Task to complete:
The records below need retyping in full; give them again exactly.

Figure collection entries
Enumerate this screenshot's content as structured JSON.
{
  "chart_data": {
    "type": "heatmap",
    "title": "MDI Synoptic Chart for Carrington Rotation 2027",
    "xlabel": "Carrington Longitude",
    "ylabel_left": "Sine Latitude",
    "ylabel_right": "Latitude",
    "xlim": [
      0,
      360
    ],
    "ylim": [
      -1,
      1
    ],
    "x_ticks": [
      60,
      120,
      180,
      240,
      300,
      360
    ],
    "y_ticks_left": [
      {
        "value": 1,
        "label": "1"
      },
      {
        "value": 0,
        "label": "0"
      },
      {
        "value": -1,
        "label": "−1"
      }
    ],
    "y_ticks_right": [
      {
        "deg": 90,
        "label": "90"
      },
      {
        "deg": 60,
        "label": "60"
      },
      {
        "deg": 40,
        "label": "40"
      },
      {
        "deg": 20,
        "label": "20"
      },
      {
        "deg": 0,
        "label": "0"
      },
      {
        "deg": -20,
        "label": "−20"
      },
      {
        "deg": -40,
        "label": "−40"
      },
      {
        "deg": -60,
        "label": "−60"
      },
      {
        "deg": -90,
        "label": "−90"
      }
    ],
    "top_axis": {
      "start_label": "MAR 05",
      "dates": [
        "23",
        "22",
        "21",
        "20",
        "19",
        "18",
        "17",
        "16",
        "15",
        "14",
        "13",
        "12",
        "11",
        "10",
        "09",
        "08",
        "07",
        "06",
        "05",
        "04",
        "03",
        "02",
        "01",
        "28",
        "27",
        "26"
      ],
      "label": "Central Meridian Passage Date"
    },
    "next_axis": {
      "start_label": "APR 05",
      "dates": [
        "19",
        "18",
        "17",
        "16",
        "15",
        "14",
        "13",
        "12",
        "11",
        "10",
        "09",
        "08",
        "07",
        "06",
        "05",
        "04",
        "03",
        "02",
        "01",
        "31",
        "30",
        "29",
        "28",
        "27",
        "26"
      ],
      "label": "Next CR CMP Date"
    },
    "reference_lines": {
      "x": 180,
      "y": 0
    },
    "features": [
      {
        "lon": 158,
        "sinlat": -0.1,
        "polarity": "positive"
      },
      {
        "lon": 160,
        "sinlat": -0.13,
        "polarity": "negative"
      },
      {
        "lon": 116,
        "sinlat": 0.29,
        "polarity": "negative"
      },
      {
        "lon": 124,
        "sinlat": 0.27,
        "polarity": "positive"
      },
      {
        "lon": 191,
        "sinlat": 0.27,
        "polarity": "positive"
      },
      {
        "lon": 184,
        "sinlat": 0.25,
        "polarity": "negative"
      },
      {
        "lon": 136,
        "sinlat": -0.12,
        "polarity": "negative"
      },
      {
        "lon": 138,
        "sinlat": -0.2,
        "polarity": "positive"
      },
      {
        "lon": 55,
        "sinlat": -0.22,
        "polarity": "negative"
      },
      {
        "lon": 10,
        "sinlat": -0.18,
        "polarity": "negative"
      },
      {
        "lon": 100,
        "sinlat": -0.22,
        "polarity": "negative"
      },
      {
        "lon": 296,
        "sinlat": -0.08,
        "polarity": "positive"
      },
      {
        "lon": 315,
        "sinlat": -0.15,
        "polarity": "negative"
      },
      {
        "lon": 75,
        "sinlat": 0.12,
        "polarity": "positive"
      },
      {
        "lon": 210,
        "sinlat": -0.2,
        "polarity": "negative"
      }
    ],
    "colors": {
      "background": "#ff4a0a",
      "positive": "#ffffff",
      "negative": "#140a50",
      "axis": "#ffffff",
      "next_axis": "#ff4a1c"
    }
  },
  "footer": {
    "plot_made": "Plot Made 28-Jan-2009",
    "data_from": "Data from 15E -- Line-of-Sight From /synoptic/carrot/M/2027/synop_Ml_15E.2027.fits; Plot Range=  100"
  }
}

Final result:
Enumerate this screenshot's content as structured JSON.
{
  "chart_data": {
    "type": "heatmap",
    "title": "MDI Synoptic Chart for Carrington Rotation 2027",
    "xlabel": "Carrington Longitude",
    "ylabel_left": "Sine Latitude",
    "ylabel_right": "Latitude",
    "xlim": [
      0,
      360
    ],
    "ylim": [
      -1,
      1
    ],
    "x_ticks": [
      60,
      120,
      180,
      240,
      300,
      360
    ],
    "y_ticks_left": [
      {
        "value": 1,
        "label": "1"
      },
      {
        "value": 0,
        "label": "0"
      },
      {
        "value": -1,
        "label": "−1"
      }
    ],
    "y_ticks_right": [
      {
        "deg": 90,
        "label": "90"
      },
      {
        "deg": 60,
        "label": "60"
      },
      {
        "deg": 40,
        "label": "40"
      },
      {
        "deg": 20,
        "label": "20"
      },
      {
        "deg": 0,
        "label": "0"
      },
      {
        "deg": -20,
        "label": "−20"
      },
      {
        "deg": -40,
        "label": "−40"
      },
      {
        "deg": -60,
        "label": "−60"
      },
      {
        "deg": -90,
        "label": "−90"
      }
    ],
    "top_axis": {
      "start_label": "MAR 05",
      "dates": [
        "23",
        "22",
        "21",
        "20",
        "19",
        "18",
        "17",
        "16",
        "15",
        "14",
        "13",
        "12",
        "11",
        "10",
        "09",
        "08",
        "07",
        "06",
        "05",
        "04",
        "03",
        "02",
        "01",
        "28",
        "27",
        "26"
      ],
      "label": "Central Meridian Passage Date"
    },
    "next_axis": {
      "start_label": "APR 05",
      "dates": [
        "19",
        "18",
        "17",
        "16",
        "15",
        "14",
        "13",
        "12",
        "11",
        "10",
        "09",
        "08",
        "07",
        "06",
        "05",
        "04",
        "03",
        "02",
        "01",
        "31",
        "30",
        "29",
        "28",
        "27",
        "26"
      ],
      "label": "Next CR CMP Date"
    },
    "reference_lines": {
      "x": 180,
      "y": 0
    },
    "features": [
      {
        "lon": 158,
        "sinlat": -0.1,
        "polarity": "positive"
      },
      {
        "lon": 160,
        "sinlat": -0.13,
        "polarity": "negative"
      },
      {
        "lon": 116,
        "sinlat": 0.29,
        "polarity": "negative"
      },
      {
        "lon": 124,
        "sinlat": 0.27,
        "polarity": "positive"
      },
      {
        "lon": 191,
        "sinlat": 0.27,
        "polarity": "positive"
      },
      {
        "lon": 184,
        "sinlat": 0.25,
        "polarity": "negative"
      },
      {
        "lon": 136,
        "sinlat": -0.12,
        "polarity": "negative"
      },
      {
        "lon": 138,
        "sinlat": -0.2,
        "polarity": "positive"
      },
      {
        "lon": 55,
        "sinlat": -0.22,
        "polarity": "negative"
      },
      {
        "lon": 10,
        "sinlat": -0.18,
        "polarity": "negative"
      },
      {
        "lon": 100,
        "sinlat": -0.22,
        "polarity": "negative"
      },
      {
        "lon": 296,
        "sinlat": -0.08,
        "polarity": "positive"
      },
      {
        "lon": 315,
        "sinlat": -0.15,
        "polarity": "negative"
      },
      {
        "lon": 75,
        "sinlat": 0.12,
        "polarity": "positive"
      },
      {
        "lon": 210,
        "sinlat": -0.2,
        "polarity": "negative"
      }
    ],
    "colors": {
      "background": "#ff4a0a",
      "positive": "#ffffff",
      "negative": "#140a50",
      "axis": "#ffffff",
      "next_axis": "#ff4a1c"
    }
  },
  "footer": {
    "plot_made": "Plot Made 28-Jan-2009",
    "data_from": "Data from 15E -- Line-of-Sight From /synoptic/carrot/M/2027/synop_Ml_15E.2027.fits; Plot Range=  100"
  }
}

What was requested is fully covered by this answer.